* COMPITO ASSEGNATO *
Trascrivi tutto il materiale seguente in una tabella Markdown con due colonne, «N.» per il numero progressivo e «Riga» per il testo di ciascuna riga. Tralascia le righe vuote e non includere le immagini nella risposta.

* DATI DA ELABORARE *

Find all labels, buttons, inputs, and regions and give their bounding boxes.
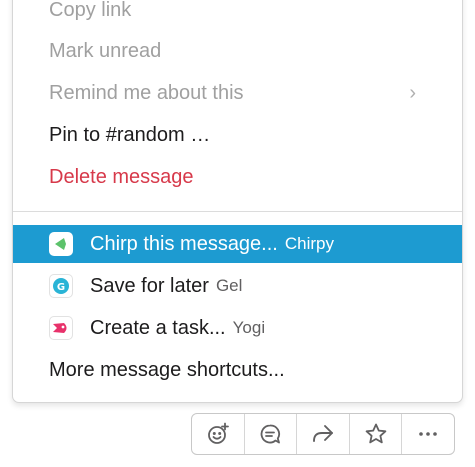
copy-link-item[interactable]: Copy link bbox=[13, 0, 462, 29]
comment-icon bbox=[261, 424, 281, 444]
share-arrow-icon bbox=[313, 425, 333, 442]
message-action-toolbar bbox=[191, 413, 455, 455]
mark-unread-label: Mark unread bbox=[49, 39, 162, 62]
save-for-later-label: Save for later bbox=[90, 274, 209, 297]
yogi-app-name: Yogi bbox=[232, 318, 266, 337]
share-message-button[interactable] bbox=[297, 414, 350, 454]
emoji-add-icon bbox=[207, 422, 229, 444]
message-actions-menu: Copy link Mark unread Remind me about th… bbox=[12, 0, 463, 403]
ellipsis-icon bbox=[419, 432, 437, 436]
menu-divider bbox=[13, 211, 462, 212]
chevron-right-icon: › bbox=[409, 82, 416, 104]
create-task-label: Create a task... bbox=[90, 316, 226, 339]
create-task-item[interactable]: Create a task... Yogi bbox=[13, 309, 462, 347]
add-reaction-button[interactable] bbox=[192, 414, 245, 454]
save-for-later-item[interactable]: G Save for later Gel bbox=[13, 267, 462, 305]
star-icon bbox=[365, 423, 386, 444]
save-star-button[interactable] bbox=[350, 414, 403, 454]
delete-message-label: Delete message bbox=[49, 165, 194, 188]
remind-me-item[interactable]: Remind me about this › bbox=[13, 74, 462, 112]
pin-to-channel-label: Pin to #random … bbox=[49, 123, 211, 146]
chirp-message-item[interactable]: Chirp this message... Chirpy bbox=[13, 225, 462, 263]
chirpy-app-name: Chirpy bbox=[284, 234, 334, 253]
more-actions-button[interactable] bbox=[402, 414, 454, 454]
mark-unread-item[interactable]: Mark unread bbox=[13, 32, 462, 70]
chirp-message-label: Chirp this message... bbox=[90, 232, 278, 255]
gel-icon: G bbox=[49, 274, 73, 298]
copy-link-label: Copy link bbox=[49, 0, 132, 21]
more-shortcuts-item[interactable]: More message shortcuts... bbox=[13, 351, 462, 389]
chirpy-icon bbox=[49, 232, 73, 256]
gel-app-name: Gel bbox=[215, 276, 243, 295]
svg-text:G: G bbox=[57, 282, 65, 293]
yogi-icon bbox=[49, 316, 73, 340]
remind-me-label: Remind me about this bbox=[49, 81, 244, 104]
reply-thread-button[interactable] bbox=[245, 414, 298, 454]
pin-to-channel-item[interactable]: Pin to #random … bbox=[13, 116, 462, 154]
delete-message-item[interactable]: Delete message bbox=[13, 158, 462, 196]
more-shortcuts-label: More message shortcuts... bbox=[49, 358, 285, 381]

* RISPOSTA COMPLETA *
| N. | Riga |
|---|---|
| 1 | Find all labels, buttons, inputs, and regions and give their bounding boxes. |
| 2 | copy-link-item[interactable]: Copy link bbox=[13, 0, 462, 29] |
| 3 | comment-icon bbox=[261, 424, 281, 444] |
| 4 | share-arrow-icon bbox=[313, 425, 333, 442] |
| 5 | message-action-toolbar bbox=[191, 413, 455, 455] |
| 6 | mark-unread-label: Mark unread bbox=[49, 39, 162, 62] |
| 7 | save-for-later-label: Save for later bbox=[90, 274, 209, 297] |
| 8 | yogi-app-name: Yogi bbox=[232, 318, 266, 337] |
| 9 | share-message-button[interactable] bbox=[297, 414, 350, 454] |
| 10 | emoji-add-icon bbox=[207, 422, 229, 444] |
| 11 | message-actions-menu: Copy link Mark unread Remind me about th… bbox=[12, 0, 463, 403] |
| 12 | ellipsis-icon bbox=[419, 432, 437, 436] |
| 13 | menu-divider bbox=[13, 211, 462, 212] |
| 14 | chevron-right-icon: › bbox=[409, 82, 416, 104] |
| 15 | create-task-label: Create a task... bbox=[90, 316, 226, 339] |
| 16 | create-task-item[interactable]: Create a task... Yogi bbox=[13, 309, 462, 347] |
| 17 | add-reaction-button[interactable] bbox=[192, 414, 245, 454] |
| 18 | save-for-later-item[interactable]: G Save for later Gel bbox=[13, 267, 462, 305] |
| 19 | star-icon bbox=[365, 423, 386, 444] |
| 20 | save-star-button[interactable] bbox=[350, 414, 403, 454] |
| 21 | delete-message-label: Delete message bbox=[49, 165, 194, 188] |
| 22 | remind-me-item[interactable]: Remind me about this › bbox=[13, 74, 462, 112] |
| 23 | pin-to-channel-label: Pin to #random … bbox=[49, 123, 211, 146] |
| 24 | chirp-message-item[interactable]: Chirp this message... Chirpy bbox=[13, 225, 462, 263] |
| 25 | chirpy-app-name: Chirpy bbox=[284, 234, 334, 253] |
| 26 | more-actions-button[interactable] bbox=[402, 414, 454, 454] |
| 27 | mark-unread-item[interactable]: Mark unread bbox=[13, 32, 462, 70] |
| 28 | chirp-message-label: Chirp this message... bbox=[90, 232, 278, 255] |
| 29 | gel-icon: G bbox=[49, 274, 73, 298] |
| 30 | copy-link-label: Copy link bbox=[49, 0, 132, 21] |
| 31 | more-shortcuts-item[interactable]: More message shortcuts... bbox=[13, 351, 462, 389] |
| 32 | chirpy-icon bbox=[49, 232, 73, 256] |
| 33 | gel-app-name: Gel bbox=[215, 276, 243, 295] |
| 34 | svg-text:G: G bbox=[57, 282, 65, 293] |
| 35 | yogi-icon bbox=[49, 316, 73, 340] |
| 36 | remind-me-label: Remind me about this bbox=[49, 81, 244, 104] |
| 37 | reply-thread-button[interactable] bbox=[245, 414, 298, 454] |
| 38 | pin-to-channel-item[interactable]: Pin to #random … bbox=[13, 116, 462, 154] |
| 39 | delete-message-item[interactable]: Delete message bbox=[13, 158, 462, 196] |
| 40 | more-shortcuts-label: More message shortcuts... bbox=[49, 358, 285, 381] |